* _The problem_
Transcribe the entries that follow exactly as they appear, minus pictures.

* _Dataset excerpts_
* * *

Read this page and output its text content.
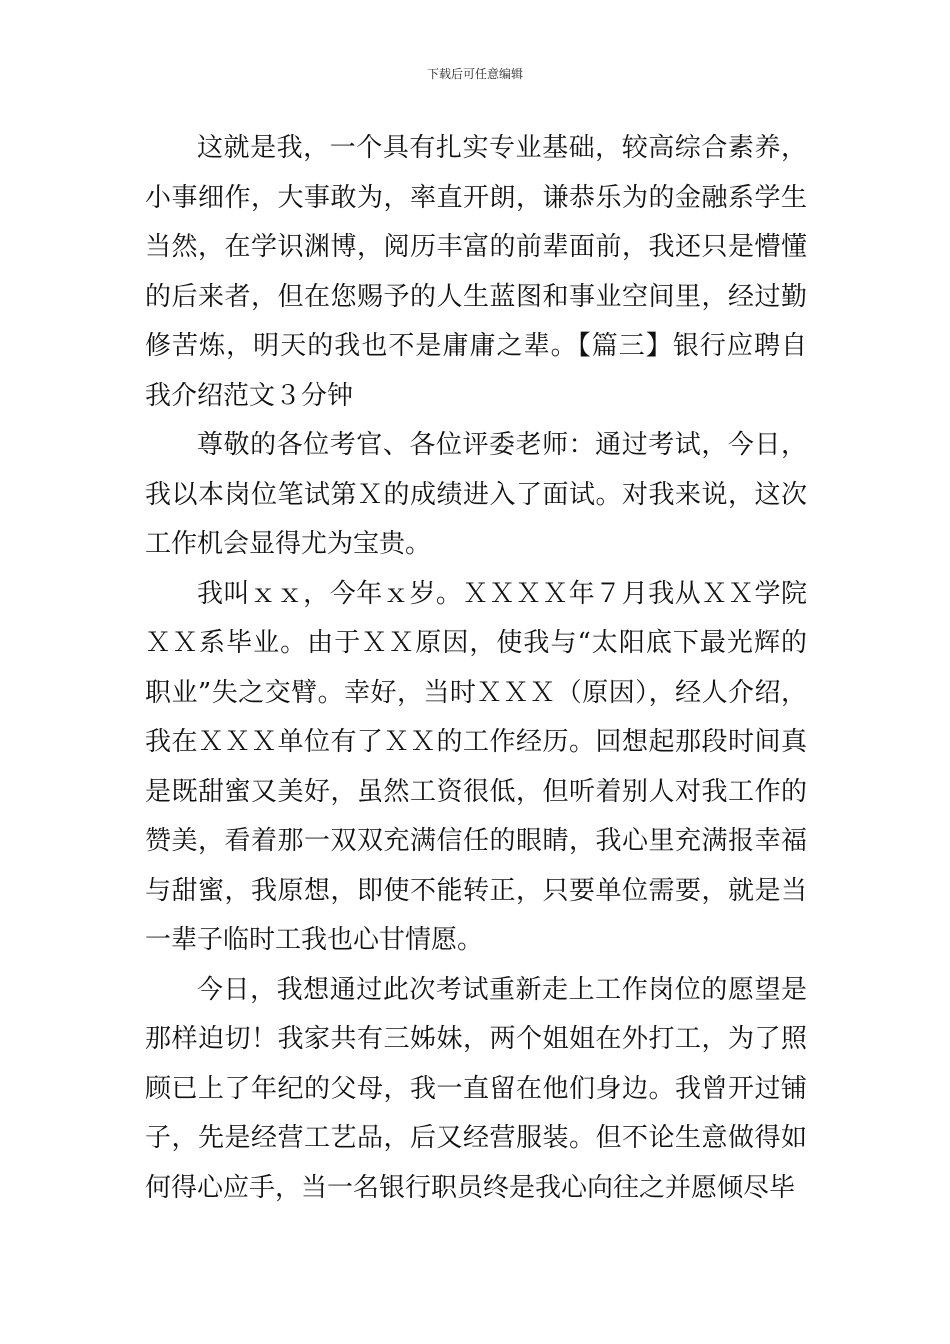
下载后可任意编辑

这就是我，一个具有扎实专业基础，较高综合素养，小事细作，大事敢为，率直开朗，谦恭乐为的金融系学生当然，在学识渊博，阅历丰富的前辈面前，我还只是懵懂的后来者，但在您赐予的人生蓝图和事业空间里，经过勤修苦炼，明天的我也不是庸庸之辈。【篇三】银行应聘自我介绍范文３分钟

尊敬的各位考官、各位评委老师：通过考试，今日，我以本岗位笔试第Ｘ的成绩进入了面试。对我来说，这次工作机会显得尤为宝贵。

我叫ｘｘ，今年ｘ岁。ＸＸＸＸ年７月我从ＸＸ学院ＸＸ系毕业。由于ＸＸ原因，使我与“太阳底下最光辉的职业”失之交臂。幸好，当时ＸＸＸ（原因），经人介绍，我在ＸＸＸ单位有了ＸＸ的工作经历。回想起那段时间真是既甜蜜又美好，虽然工资很低，但听着别人对我工作的赞美，看着那一双双充满信任的眼睛，我心里充满报幸福与甜蜜，我原想，即使不能转正，只要单位需要，就是当一辈子临时工我也心甘情愿。

今日，我想通过此次考试重新走上工作岗位的愿望是那样迫切！我家共有三姊妹，两个姐姐在外打工，为了照顾已上了年纪的父母，我一直留在他们身边。我曾开过铺子，先是经营工艺品，后又经营服装。但不论生意做得如何得心应手，当一名银行职员终是我心向往之并愿倾尽毕
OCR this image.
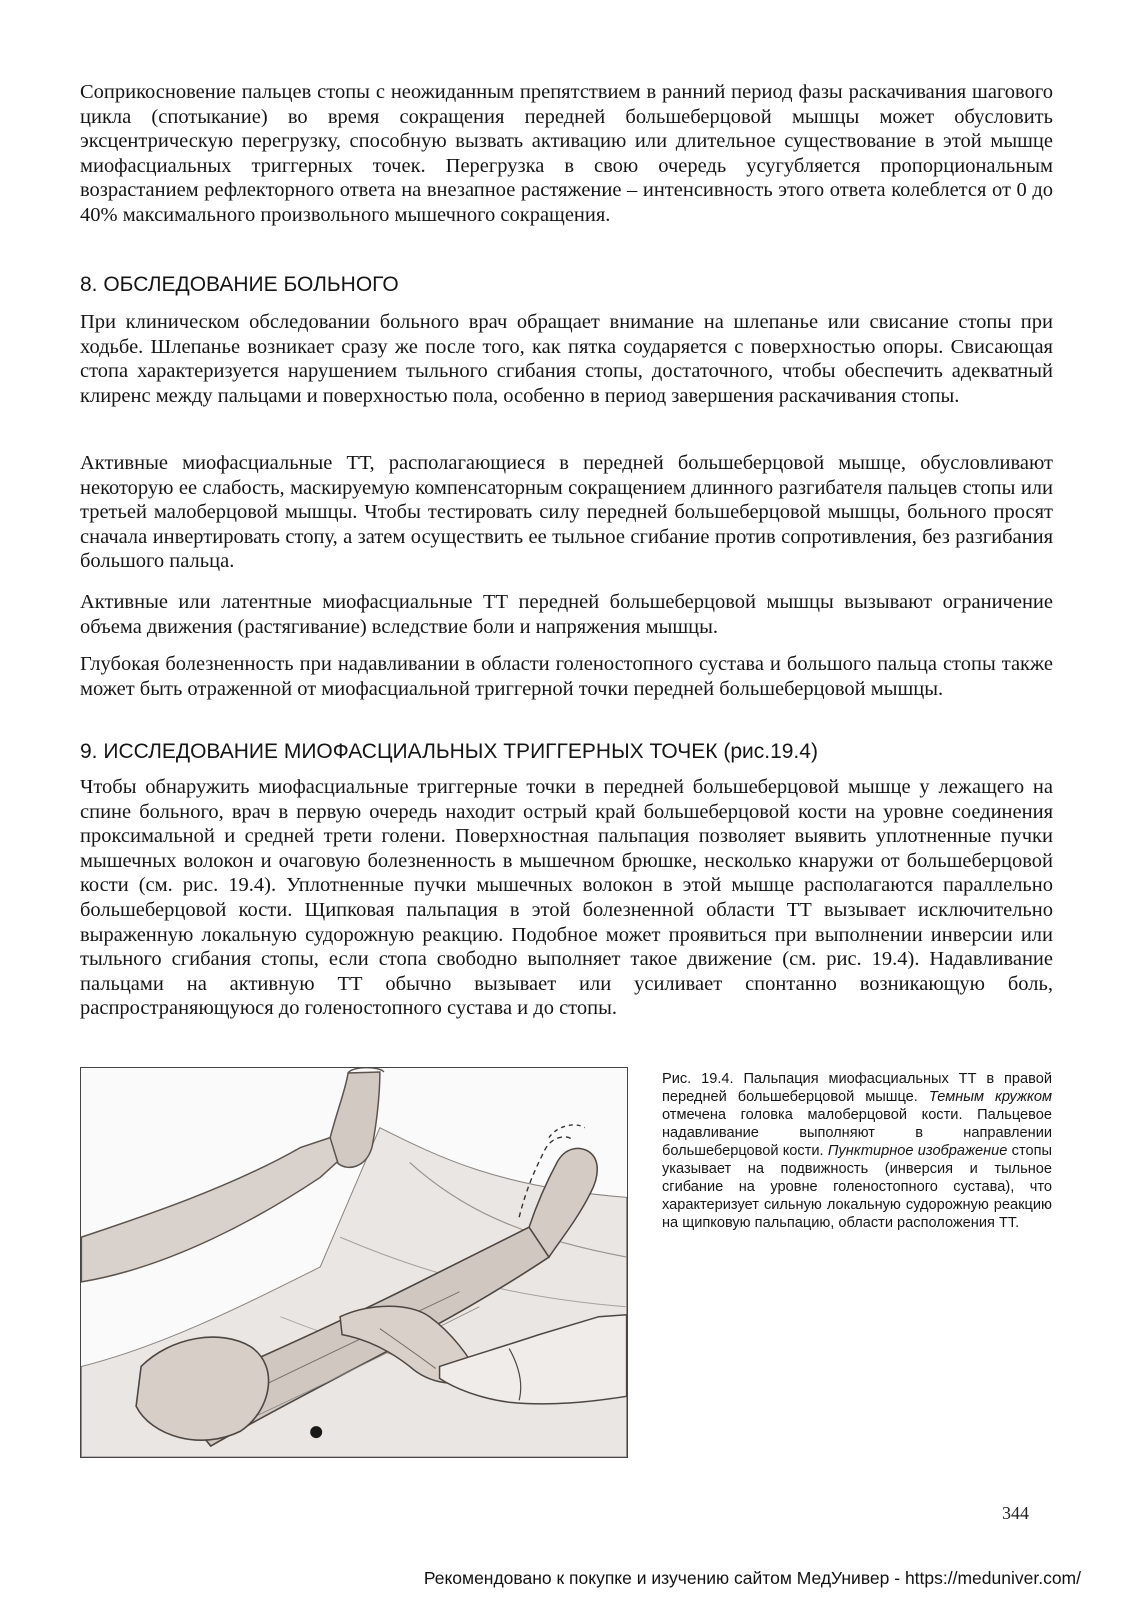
Соприкосновение пальцев стопы с неожиданным препятствием в ранний период фазы раскачивания шагового цикла (спотыкание) во время сокращения передней большеберцовой мышцы может обусловить эксцентрическую перегрузку, способную вызвать активацию или длительное существование в этой мышце миофасциальных триггерных точек. Перегрузка в свою очередь усугубляется пропорциональным возрастанием рефлекторного ответа на внезапное растяжение – интенсивность этого ответа колеблется от 0 до 40% максимального произвольного мышечного сокращения.

8. ОБСЛЕДОВАНИЕ БОЛЬНОГО

При клиническом обследовании больного врач обращает внимание на шлепанье или свисание стопы при ходьбе. Шлепанье возникает сразу же после того, как пятка соударяется с поверхностью опоры. Свисающая стопа характеризуется нарушением тыльного сгибания стопы, достаточного, чтобы обеспечить адекватный клиренс между пальцами и поверхностью пола, особенно в период завершения раскачивания стопы.

Активные миофасциальные ТТ, располагающиеся в передней большеберцовой мышце, обусловливают некоторую ее слабость, маскируемую компенсаторным сокращением длинного разгибателя пальцев стопы или третьей малоберцовой мышцы. Чтобы тестировать силу передней большеберцовой мышцы, больного просят сначала инвертировать стопу, а затем осуществить ее тыльное сгибание против сопротивления, без разгибания большого пальца.

Активные или латентные миофасциальные ТТ передней большеберцовой мышцы вызывают ограничение объема движения (растягивание) вследствие боли и напряжения мышцы.

Глубокая болезненность при надавливании в области голеностопного сустава и большого пальца стопы также может быть отраженной от миофасциальной триггерной точки передней большеберцовой мышцы.

9. ИССЛЕДОВАНИЕ МИОФАСЦИАЛЬНЫХ ТРИГГЕРНЫХ ТОЧЕК (рис.19.4)

Чтобы обнаружить миофасциальные триггерные точки в передней большеберцовой мышце у лежащего на спине больного, врач в первую очередь находит острый край большеберцовой кости на уровне соединения проксимальной и средней трети голени. Поверхностная пальпация позволяет выявить уплотненные пучки мышечных волокон и очаговую болезненность в мышечном брюшке, несколько кнаружи от большеберцовой кости (см. рис. 19.4). Уплотненные пучки мышечных волокон в этой мышце располагаются параллельно большеберцовой кости. Щипковая пальпация в этой болезненной области ТТ вызывает исключительно выраженную локальную судорожную реакцию. Подобное может проявиться при выполнении инверсии или тыльного сгибания стопы, если стопа свободно выполняет такое движение (см. рис. 19.4). Надавливание пальцами на активную ТТ обычно вызывает или усиливает спонтанно возникающую боль, распространяющуюся до голеностопного сустава и до стопы.

Рис. 19.4. Пальпация миофасциальных ТТ в правой передней большеберцовой мышце. Темным кружком отмечена головка малоберцовой кости. Пальцевое надавливание выполняют в направлении большеберцовой кости. Пунктирное изображение стопы указывает на подвижность (инверсия и тыльное сгибание на уровне голеностопного сустава), что характеризует сильную локальную судорожную реакцию на щипковую пальпацию, области расположения ТТ.

344
Рекомендовано к покупке и изучению сайтом МедУнивер - https://meduniver.com/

* * *

* _Reply to the exercise_
Read this page and output its text content.
下载后可任意编辑

这就是我，一个具有扎实专业基础，较高综合素养，小事细作，大事敢为，率直开朗，谦恭乐为的金融系学生当然，在学识渊博，阅历丰富的前辈面前，我还只是懵懂的后来者，但在您赐予的人生蓝图和事业空间里，经过勤修苦炼，明天的我也不是庸庸之辈。【篇三】银行应聘自我介绍范文３分钟

尊敬的各位考官、各位评委老师：通过考试，今日，我以本岗位笔试第Ｘ的成绩进入了面试。对我来说，这次工作机会显得尤为宝贵。

我叫ｘｘ，今年ｘ岁。ＸＸＸＸ年７月我从ＸＸ学院ＸＸ系毕业。由于ＸＸ原因，使我与“太阳底下最光辉的职业”失之交臂。幸好，当时ＸＸＸ（原因），经人介绍，我在ＸＸＸ单位有了ＸＸ的工作经历。回想起那段时间真是既甜蜜又美好，虽然工资很低，但听着别人对我工作的赞美，看着那一双双充满信任的眼睛，我心里充满报幸福与甜蜜，我原想，即使不能转正，只要单位需要，就是当一辈子临时工我也心甘情愿。

今日，我想通过此次考试重新走上工作岗位的愿望是那样迫切！我家共有三姊妹，两个姐姐在外打工，为了照顾已上了年纪的父母，我一直留在他们身边。我曾开过铺子，先是经营工艺品，后又经营服装。但不论生意做得如何得心应手，当一名银行职员终是我心向往之并愿倾尽毕
OCR this image.
Соприкосновение пальцев стопы с неожиданным препятствием в ранний период фазы раскачивания шагового цикла (спотыкание) во время сокращения передней большеберцовой мышцы может обусловить эксцентрическую перегрузку, способную вызвать активацию или длительное существование в этой мышце миофасциальных триггерных точек. Перегрузка в свою очередь усугубляется пропорциональным возрастанием рефлекторного ответа на внезапное растяжение – интенсивность этого ответа колеблется от 0 до 40% максимального произвольного мышечного сокращения.

8. ОБСЛЕДОВАНИЕ БОЛЬНОГО

При клиническом обследовании больного врач обращает внимание на шлепанье или свисание стопы при ходьбе. Шлепанье возникает сразу же после того, как пятка соударяется с поверхностью опоры. Свисающая стопа характеризуется нарушением тыльного сгибания стопы, достаточного, чтобы обеспечить адекватный клиренс между пальцами и поверхностью пола, особенно в период завершения раскачивания стопы.

Активные миофасциальные ТТ, располагающиеся в передней большеберцовой мышце, обусловливают некоторую ее слабость, маскируемую компенсаторным сокращением длинного разгибателя пальцев стопы или третьей малоберцовой мышцы. Чтобы тестировать силу передней большеберцовой мышцы, больного просят сначала инвертировать стопу, а затем осуществить ее тыльное сгибание против сопротивления, без разгибания большого пальца.

Активные или латентные миофасциальные ТТ передней большеберцовой мышцы вызывают ограничение объема движения (растягивание) вследствие боли и напряжения мышцы.

Глубокая болезненность при надавливании в области голеностопного сустава и большого пальца стопы также может быть отраженной от миофасциальной триггерной точки передней большеберцовой мышцы.

9. ИССЛЕДОВАНИЕ МИОФАСЦИАЛЬНЫХ ТРИГГЕРНЫХ ТОЧЕК (рис.19.4)

Чтобы обнаружить миофасциальные триггерные точки в передней большеберцовой мышце у лежащего на спине больного, врач в первую очередь находит острый край большеберцовой кости на уровне соединения проксимальной и средней трети голени. Поверхностная пальпация позволяет выявить уплотненные пучки мышечных волокон и очаговую болезненность в мышечном брюшке, несколько кнаружи от большеберцовой кости (см. рис. 19.4). Уплотненные пучки мышечных волокон в этой мышце располагаются параллельно большеберцовой кости. Щипковая пальпация в этой болезненной области ТТ вызывает исключительно выраженную локальную судорожную реакцию. Подобное может проявиться при выполнении инверсии или тыльного сгибания стопы, если стопа свободно выполняет такое движение (см. рис. 19.4). Надавливание пальцами на активную ТТ обычно вызывает или усиливает спонтанно возникающую боль, распространяющуюся до голеностопного сустава и до стопы.

Рис. 19.4. Пальпация миофасциальных ТТ в правой передней большеберцовой мышце. Темным кружком отмечена головка малоберцовой кости. Пальцевое надавливание выполняют в направлении большеберцовой кости. Пунктирное изображение стопы указывает на подвижность (инверсия и тыльное сгибание на уровне голеностопного сустава), что характеризует сильную локальную судорожную реакцию на щипковую пальпацию, области расположения ТТ.

344
Рекомендовано к покупке и изучению сайтом МедУнивер - https://meduniver.com/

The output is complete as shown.